◆ Exercise directions: Locate each line below that includes "Chicken" and reproduce it.

--- Start of Data records ---

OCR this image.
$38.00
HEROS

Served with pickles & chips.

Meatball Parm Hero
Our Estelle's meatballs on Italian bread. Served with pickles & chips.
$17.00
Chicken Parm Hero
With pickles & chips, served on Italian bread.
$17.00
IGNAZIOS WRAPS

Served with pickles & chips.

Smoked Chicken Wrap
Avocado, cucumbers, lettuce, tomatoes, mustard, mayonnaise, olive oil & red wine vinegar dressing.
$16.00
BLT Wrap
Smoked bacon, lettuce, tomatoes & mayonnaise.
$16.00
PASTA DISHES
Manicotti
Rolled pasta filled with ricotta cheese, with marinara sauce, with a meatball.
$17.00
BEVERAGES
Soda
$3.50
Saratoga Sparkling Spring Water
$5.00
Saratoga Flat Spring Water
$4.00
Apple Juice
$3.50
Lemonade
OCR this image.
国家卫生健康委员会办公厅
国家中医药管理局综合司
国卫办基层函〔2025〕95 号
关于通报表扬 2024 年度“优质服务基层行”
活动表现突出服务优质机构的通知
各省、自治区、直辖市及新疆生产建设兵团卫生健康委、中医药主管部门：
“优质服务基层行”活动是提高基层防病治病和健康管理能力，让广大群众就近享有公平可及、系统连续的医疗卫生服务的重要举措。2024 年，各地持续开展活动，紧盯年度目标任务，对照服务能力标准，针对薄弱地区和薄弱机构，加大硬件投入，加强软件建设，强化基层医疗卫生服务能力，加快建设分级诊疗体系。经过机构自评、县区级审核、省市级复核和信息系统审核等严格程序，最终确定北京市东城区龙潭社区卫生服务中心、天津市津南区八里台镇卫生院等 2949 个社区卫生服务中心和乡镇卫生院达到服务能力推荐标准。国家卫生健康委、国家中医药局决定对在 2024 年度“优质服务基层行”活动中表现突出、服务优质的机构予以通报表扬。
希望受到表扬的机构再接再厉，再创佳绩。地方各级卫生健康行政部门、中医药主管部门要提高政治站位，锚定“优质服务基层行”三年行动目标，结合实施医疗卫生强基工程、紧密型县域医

--- End of Data records ---

◆ Answer for this exercise:
Chicken Parm Hero
Smoked Chicken Wrap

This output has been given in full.